→ THE PROBLEM
Print all entries word for word.

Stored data

* * * *

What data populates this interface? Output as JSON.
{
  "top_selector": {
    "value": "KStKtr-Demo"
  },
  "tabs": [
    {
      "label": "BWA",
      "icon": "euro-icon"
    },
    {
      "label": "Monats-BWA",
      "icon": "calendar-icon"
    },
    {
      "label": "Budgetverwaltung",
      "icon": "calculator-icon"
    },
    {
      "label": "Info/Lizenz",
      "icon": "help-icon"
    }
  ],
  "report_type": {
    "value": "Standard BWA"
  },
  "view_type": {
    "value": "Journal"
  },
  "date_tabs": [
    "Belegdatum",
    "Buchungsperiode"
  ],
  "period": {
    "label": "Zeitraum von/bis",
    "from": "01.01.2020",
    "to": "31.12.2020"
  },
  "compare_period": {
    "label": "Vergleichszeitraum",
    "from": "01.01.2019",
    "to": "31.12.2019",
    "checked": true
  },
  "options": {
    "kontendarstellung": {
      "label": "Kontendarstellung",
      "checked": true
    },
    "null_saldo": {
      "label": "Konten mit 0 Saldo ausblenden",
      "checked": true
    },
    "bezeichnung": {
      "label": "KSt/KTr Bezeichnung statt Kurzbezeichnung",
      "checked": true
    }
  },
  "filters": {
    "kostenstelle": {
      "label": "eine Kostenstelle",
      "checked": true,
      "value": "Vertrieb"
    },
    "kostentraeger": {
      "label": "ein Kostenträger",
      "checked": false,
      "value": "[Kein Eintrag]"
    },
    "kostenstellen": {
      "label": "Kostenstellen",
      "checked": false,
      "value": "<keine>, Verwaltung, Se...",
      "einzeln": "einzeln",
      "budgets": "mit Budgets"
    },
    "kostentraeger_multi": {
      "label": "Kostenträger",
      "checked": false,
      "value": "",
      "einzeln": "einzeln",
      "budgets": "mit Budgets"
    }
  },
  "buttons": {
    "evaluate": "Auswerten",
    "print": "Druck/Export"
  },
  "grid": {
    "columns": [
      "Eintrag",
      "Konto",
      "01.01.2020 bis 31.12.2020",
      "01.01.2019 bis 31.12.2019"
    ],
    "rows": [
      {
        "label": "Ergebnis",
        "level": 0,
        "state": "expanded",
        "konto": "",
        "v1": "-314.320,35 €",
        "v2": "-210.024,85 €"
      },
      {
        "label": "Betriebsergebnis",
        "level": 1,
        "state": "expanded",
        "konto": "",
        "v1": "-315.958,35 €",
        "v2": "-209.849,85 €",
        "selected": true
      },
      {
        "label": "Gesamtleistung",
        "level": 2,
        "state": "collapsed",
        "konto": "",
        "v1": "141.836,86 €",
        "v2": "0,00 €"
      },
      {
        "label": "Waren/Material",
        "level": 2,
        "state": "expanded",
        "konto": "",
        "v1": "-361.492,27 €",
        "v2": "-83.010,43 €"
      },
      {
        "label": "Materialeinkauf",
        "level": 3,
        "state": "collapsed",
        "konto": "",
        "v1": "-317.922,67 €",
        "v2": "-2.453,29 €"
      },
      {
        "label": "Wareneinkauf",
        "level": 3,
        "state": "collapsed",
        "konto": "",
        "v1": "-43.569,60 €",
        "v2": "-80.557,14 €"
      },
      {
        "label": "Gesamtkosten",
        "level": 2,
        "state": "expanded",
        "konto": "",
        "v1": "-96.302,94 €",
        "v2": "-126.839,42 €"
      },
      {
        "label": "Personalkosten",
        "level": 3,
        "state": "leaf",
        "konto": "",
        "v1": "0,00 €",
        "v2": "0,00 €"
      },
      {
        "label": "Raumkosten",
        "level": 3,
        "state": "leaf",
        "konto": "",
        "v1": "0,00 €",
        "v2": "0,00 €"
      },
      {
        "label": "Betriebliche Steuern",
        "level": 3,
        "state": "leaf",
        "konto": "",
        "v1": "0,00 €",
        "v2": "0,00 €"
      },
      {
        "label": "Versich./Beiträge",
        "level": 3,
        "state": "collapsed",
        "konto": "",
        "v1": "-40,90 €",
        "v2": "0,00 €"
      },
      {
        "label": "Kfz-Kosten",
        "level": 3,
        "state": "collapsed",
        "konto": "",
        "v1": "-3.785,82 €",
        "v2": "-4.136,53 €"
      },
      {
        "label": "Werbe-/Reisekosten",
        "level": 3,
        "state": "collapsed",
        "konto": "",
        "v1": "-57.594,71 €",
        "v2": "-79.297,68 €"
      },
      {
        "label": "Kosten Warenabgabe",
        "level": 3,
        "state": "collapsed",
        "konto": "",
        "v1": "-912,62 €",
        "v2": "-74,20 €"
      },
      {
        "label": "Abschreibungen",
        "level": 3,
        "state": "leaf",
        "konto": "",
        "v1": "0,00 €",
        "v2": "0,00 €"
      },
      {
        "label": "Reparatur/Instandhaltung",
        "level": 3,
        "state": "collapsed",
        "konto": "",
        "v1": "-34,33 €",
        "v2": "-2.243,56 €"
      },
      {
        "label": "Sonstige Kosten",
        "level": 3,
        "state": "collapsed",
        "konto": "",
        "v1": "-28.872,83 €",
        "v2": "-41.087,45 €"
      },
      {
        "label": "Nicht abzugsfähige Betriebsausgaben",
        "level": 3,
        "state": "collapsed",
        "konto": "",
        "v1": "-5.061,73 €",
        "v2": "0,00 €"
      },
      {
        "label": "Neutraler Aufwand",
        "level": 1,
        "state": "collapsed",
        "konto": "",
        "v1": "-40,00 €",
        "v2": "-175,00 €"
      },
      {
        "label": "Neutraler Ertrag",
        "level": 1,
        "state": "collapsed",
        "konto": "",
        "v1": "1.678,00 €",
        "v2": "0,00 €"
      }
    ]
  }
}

* * * *

→ THE REPLY
What data populates this interface? Output as JSON.
{
  "top_selector": {
    "value": "KStKtr-Demo"
  },
  "tabs": [
    {
      "label": "BWA",
      "icon": "euro-icon"
    },
    {
      "label": "Monats-BWA",
      "icon": "calendar-icon"
    },
    {
      "label": "Budgetverwaltung",
      "icon": "calculator-icon"
    },
    {
      "label": "Info/Lizenz",
      "icon": "help-icon"
    }
  ],
  "report_type": {
    "value": "Standard BWA"
  },
  "view_type": {
    "value": "Journal"
  },
  "date_tabs": [
    "Belegdatum",
    "Buchungsperiode"
  ],
  "period": {
    "label": "Zeitraum von/bis",
    "from": "01.01.2020",
    "to": "31.12.2020"
  },
  "compare_period": {
    "label": "Vergleichszeitraum",
    "from": "01.01.2019",
    "to": "31.12.2019",
    "checked": true
  },
  "options": {
    "kontendarstellung": {
      "label": "Kontendarstellung",
      "checked": true
    },
    "null_saldo": {
      "label": "Konten mit 0 Saldo ausblenden",
      "checked": true
    },
    "bezeichnung": {
      "label": "KSt/KTr Bezeichnung statt Kurzbezeichnung",
      "checked": true
    }
  },
  "filters": {
    "kostenstelle": {
      "label": "eine Kostenstelle",
      "checked": true,
      "value": "Vertrieb"
    },
    "kostentraeger": {
      "label": "ein Kostenträger",
      "checked": false,
      "value": "[Kein Eintrag]"
    },
    "kostenstellen": {
      "label": "Kostenstellen",
      "checked": false,
      "value": "<keine>, Verwaltung, Se...",
      "einzeln": "einzeln",
      "budgets": "mit Budgets"
    },
    "kostentraeger_multi": {
      "label": "Kostenträger",
      "checked": false,
      "value": "",
      "einzeln": "einzeln",
      "budgets": "mit Budgets"
    }
  },
  "buttons": {
    "evaluate": "Auswerten",
    "print": "Druck/Export"
  },
  "grid": {
    "columns": [
      "Eintrag",
      "Konto",
      "01.01.2020 bis 31.12.2020",
      "01.01.2019 bis 31.12.2019"
    ],
    "rows": [
      {
        "label": "Ergebnis",
        "level": 0,
        "state": "expanded",
        "konto": "",
        "v1": "-314.320,35 €",
        "v2": "-210.024,85 €"
      },
      {
        "label": "Betriebsergebnis",
        "level": 1,
        "state": "expanded",
        "konto": "",
        "v1": "-315.958,35 €",
        "v2": "-209.849,85 €",
        "selected": true
      },
      {
        "label": "Gesamtleistung",
        "level": 2,
        "state": "collapsed",
        "konto": "",
        "v1": "141.836,86 €",
        "v2": "0,00 €"
      },
      {
        "label": "Waren/Material",
        "level": 2,
        "state": "expanded",
        "konto": "",
        "v1": "-361.492,27 €",
        "v2": "-83.010,43 €"
      },
      {
        "label": "Materialeinkauf",
        "level": 3,
        "state": "collapsed",
        "konto": "",
        "v1": "-317.922,67 €",
        "v2": "-2.453,29 €"
      },
      {
        "label": "Wareneinkauf",
        "level": 3,
        "state": "collapsed",
        "konto": "",
        "v1": "-43.569,60 €",
        "v2": "-80.557,14 €"
      },
      {
        "label": "Gesamtkosten",
        "level": 2,
        "state": "expanded",
        "konto": "",
        "v1": "-96.302,94 €",
        "v2": "-126.839,42 €"
      },
      {
        "label": "Personalkosten",
        "level": 3,
        "state": "leaf",
        "konto": "",
        "v1": "0,00 €",
        "v2": "0,00 €"
      },
      {
        "label": "Raumkosten",
        "level": 3,
        "state": "leaf",
        "konto": "",
        "v1": "0,00 €",
        "v2": "0,00 €"
      },
      {
        "label": "Betriebliche Steuern",
        "level": 3,
        "state": "leaf",
        "konto": "",
        "v1": "0,00 €",
        "v2": "0,00 €"
      },
      {
        "label": "Versich./Beiträge",
        "level": 3,
        "state": "collapsed",
        "konto": "",
        "v1": "-40,90 €",
        "v2": "0,00 €"
      },
      {
        "label": "Kfz-Kosten",
        "level": 3,
        "state": "collapsed",
        "konto": "",
        "v1": "-3.785,82 €",
        "v2": "-4.136,53 €"
      },
      {
        "label": "Werbe-/Reisekosten",
        "level": 3,
        "state": "collapsed",
        "konto": "",
        "v1": "-57.594,71 €",
        "v2": "-79.297,68 €"
      },
      {
        "label": "Kosten Warenabgabe",
        "level": 3,
        "state": "collapsed",
        "konto": "",
        "v1": "-912,62 €",
        "v2": "-74,20 €"
      },
      {
        "label": "Abschreibungen",
        "level": 3,
        "state": "leaf",
        "konto": "",
        "v1": "0,00 €",
        "v2": "0,00 €"
      },
      {
        "label": "Reparatur/Instandhaltung",
        "level": 3,
        "state": "collapsed",
        "konto": "",
        "v1": "-34,33 €",
        "v2": "-2.243,56 €"
      },
      {
        "label": "Sonstige Kosten",
        "level": 3,
        "state": "collapsed",
        "konto": "",
        "v1": "-28.872,83 €",
        "v2": "-41.087,45 €"
      },
      {
        "label": "Nicht abzugsfähige Betriebsausgaben",
        "level": 3,
        "state": "collapsed",
        "konto": "",
        "v1": "-5.061,73 €",
        "v2": "0,00 €"
      },
      {
        "label": "Neutraler Aufwand",
        "level": 1,
        "state": "collapsed",
        "konto": "",
        "v1": "-40,00 €",
        "v2": "-175,00 €"
      },
      {
        "label": "Neutraler Ertrag",
        "level": 1,
        "state": "collapsed",
        "konto": "",
        "v1": "1.678,00 €",
        "v2": "0,00 €"
      }
    ]
  }
}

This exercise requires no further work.